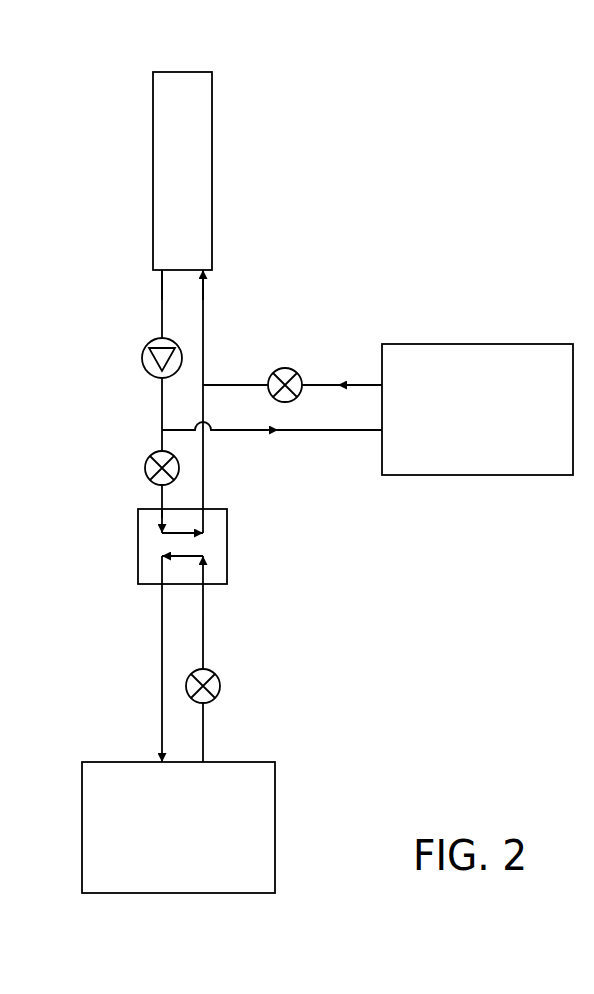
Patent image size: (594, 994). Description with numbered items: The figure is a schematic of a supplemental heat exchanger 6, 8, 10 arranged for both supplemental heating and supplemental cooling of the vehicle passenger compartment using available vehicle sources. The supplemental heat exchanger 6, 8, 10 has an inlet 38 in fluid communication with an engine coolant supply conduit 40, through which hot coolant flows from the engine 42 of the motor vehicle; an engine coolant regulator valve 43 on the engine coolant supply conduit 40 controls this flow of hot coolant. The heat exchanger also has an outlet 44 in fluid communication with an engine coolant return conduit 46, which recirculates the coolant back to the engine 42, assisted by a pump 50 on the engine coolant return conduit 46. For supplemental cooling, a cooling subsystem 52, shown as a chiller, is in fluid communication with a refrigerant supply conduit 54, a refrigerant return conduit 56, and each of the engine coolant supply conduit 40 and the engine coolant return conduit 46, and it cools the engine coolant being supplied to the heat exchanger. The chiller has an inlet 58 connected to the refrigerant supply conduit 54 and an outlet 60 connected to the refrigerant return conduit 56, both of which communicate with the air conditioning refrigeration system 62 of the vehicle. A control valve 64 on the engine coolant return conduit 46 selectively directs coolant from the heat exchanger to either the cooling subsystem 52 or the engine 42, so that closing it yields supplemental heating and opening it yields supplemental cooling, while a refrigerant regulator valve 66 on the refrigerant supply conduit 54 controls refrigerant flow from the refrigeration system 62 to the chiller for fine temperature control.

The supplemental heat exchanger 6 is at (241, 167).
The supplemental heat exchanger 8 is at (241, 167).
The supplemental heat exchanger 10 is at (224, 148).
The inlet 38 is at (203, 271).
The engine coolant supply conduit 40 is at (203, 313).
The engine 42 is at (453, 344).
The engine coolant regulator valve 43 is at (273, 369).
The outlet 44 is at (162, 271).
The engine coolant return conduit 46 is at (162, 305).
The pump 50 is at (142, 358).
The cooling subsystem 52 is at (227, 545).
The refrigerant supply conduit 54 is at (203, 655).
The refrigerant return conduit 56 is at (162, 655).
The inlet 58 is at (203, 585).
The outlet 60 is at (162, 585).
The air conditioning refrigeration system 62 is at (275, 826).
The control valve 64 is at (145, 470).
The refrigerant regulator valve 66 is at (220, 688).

==

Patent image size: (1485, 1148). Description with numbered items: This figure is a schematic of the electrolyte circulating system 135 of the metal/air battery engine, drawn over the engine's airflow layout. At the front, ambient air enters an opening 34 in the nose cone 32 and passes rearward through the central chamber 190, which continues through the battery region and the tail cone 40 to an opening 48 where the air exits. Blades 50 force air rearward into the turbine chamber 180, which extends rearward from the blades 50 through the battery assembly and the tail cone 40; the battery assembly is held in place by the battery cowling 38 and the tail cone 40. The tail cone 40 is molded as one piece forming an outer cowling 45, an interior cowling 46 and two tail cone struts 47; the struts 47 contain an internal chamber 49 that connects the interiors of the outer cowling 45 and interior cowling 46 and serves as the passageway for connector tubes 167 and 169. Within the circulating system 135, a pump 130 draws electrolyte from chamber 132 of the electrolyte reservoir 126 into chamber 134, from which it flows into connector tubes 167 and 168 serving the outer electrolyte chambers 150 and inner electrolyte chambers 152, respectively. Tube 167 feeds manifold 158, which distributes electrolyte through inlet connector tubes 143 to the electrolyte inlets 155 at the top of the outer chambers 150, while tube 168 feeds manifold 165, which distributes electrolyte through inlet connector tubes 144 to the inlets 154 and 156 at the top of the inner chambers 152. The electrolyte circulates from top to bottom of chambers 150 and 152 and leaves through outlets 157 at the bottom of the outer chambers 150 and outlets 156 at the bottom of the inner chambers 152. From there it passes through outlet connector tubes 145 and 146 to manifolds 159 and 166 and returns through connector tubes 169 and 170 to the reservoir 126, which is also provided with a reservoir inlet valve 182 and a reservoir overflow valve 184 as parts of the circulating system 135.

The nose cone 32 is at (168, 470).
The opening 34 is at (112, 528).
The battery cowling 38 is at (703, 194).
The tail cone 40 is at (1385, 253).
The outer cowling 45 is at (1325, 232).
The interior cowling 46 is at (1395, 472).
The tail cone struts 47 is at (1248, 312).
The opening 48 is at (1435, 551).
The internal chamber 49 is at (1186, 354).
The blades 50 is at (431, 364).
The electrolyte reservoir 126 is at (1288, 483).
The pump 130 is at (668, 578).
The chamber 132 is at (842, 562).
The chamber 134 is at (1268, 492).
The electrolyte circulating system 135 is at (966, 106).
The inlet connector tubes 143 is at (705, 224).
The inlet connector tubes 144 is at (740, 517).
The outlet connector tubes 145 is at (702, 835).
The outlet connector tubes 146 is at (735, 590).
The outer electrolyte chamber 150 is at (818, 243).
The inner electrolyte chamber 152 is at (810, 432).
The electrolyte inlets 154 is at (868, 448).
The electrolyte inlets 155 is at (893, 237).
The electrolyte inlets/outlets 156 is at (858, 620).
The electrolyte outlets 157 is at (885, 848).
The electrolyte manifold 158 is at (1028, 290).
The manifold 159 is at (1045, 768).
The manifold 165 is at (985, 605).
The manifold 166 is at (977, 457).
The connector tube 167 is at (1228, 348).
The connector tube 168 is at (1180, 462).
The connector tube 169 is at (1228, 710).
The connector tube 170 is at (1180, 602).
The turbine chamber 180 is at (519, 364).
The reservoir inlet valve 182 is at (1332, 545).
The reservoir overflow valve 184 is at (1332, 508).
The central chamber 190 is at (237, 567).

--

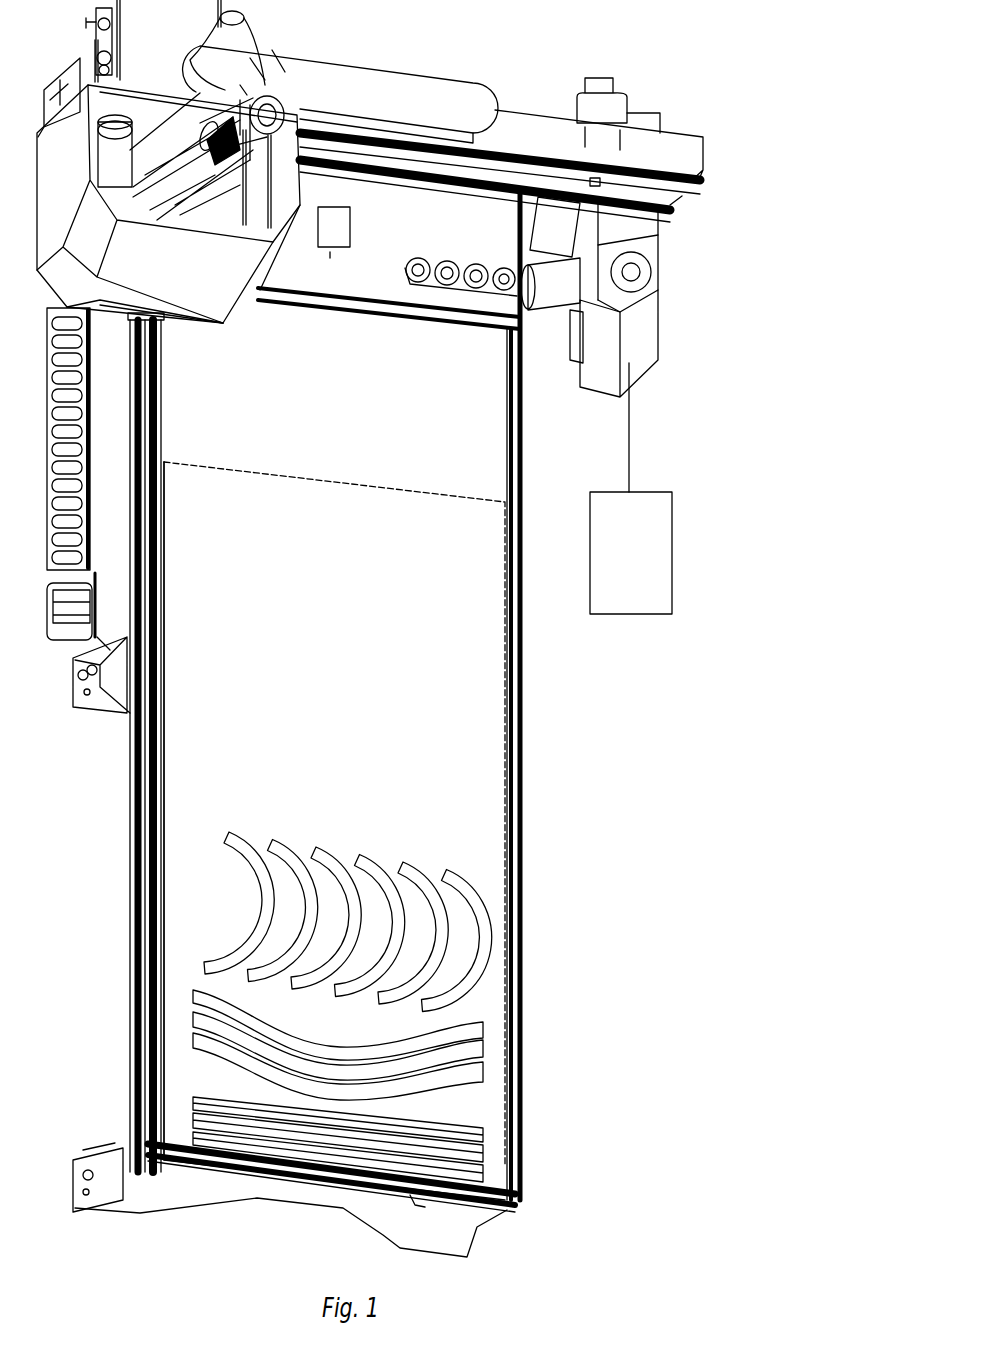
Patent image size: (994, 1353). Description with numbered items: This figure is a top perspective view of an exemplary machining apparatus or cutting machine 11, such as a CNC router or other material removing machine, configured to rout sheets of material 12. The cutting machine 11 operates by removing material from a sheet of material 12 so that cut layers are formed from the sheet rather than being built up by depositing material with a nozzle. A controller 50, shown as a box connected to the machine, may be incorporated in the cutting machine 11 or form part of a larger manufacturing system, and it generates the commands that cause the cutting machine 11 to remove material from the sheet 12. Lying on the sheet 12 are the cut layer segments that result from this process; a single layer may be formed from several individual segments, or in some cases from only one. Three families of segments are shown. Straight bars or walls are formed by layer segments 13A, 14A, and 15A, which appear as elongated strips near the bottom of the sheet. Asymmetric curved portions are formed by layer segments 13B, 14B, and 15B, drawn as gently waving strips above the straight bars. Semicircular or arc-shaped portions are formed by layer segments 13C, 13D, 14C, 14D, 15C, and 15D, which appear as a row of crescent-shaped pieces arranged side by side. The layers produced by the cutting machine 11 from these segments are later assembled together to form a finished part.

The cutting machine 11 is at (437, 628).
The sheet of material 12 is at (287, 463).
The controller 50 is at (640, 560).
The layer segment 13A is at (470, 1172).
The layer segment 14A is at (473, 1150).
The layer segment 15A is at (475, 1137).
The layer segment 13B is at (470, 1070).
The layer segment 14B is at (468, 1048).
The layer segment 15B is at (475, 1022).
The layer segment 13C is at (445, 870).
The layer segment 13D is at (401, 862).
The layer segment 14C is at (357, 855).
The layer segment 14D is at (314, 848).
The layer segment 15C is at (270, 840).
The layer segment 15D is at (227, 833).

**SET EXERCISE**
Quote the records verbatim from the line containing "Patent image size: (594, 994)." up to and including the line containing "The supplemental heat exchanger 6 is".

**FINISHED ANSWER**
Patent image size: (594, 994). Description with numbered items: The figure is a schematic of a supplemental heat exchanger 6, 8, 10 arranged for both supplemental heating and supplemental cooling of the vehicle passenger compartment using available vehicle sources. The supplemental heat exchanger 6, 8, 10 has an inlet 38 in fluid communication with an engine coolant supply conduit 40, through which hot coolant flows from the engine 42 of the motor vehicle; an engine coolant regulator valve 43 on the engine coolant supply conduit 40 controls this flow of hot coolant. The heat exchanger also has an outlet 44 in fluid communication with an engine coolant return conduit 46, which recirculates the coolant back to the engine 42, assisted by a pump 50 on the engine coolant return conduit 46. For supplemental cooling, a cooling subsystem 52, shown as a chiller, is in fluid communication with a refrigerant supply conduit 54, a refrigerant return conduit 56, and each of the engine coolant supply conduit 40 and the engine coolant return conduit 46, and it cools the engine coolant being supplied to the heat exchanger. The chiller has an inlet 58 connected to the refrigerant supply conduit 54 and an outlet 60 connected to the refrigerant return conduit 56, both of which communicate with the air conditioning refrigeration system 62 of the vehicle. A control valve 64 on the engine coolant return conduit 46 selectively directs coolant from the heat exchanger to either the cooling subsystem 52 or the engine 42, so that closing it yields supplemental heating and opening it yields supplemental cooling, while a refrigerant regulator valve 66 on the refrigerant supply conduit 54 controls refrigerant flow from the refrigeration system 62 to the chiller for fine temperature control.

The supplemental heat exchanger 6 is at (241, 167).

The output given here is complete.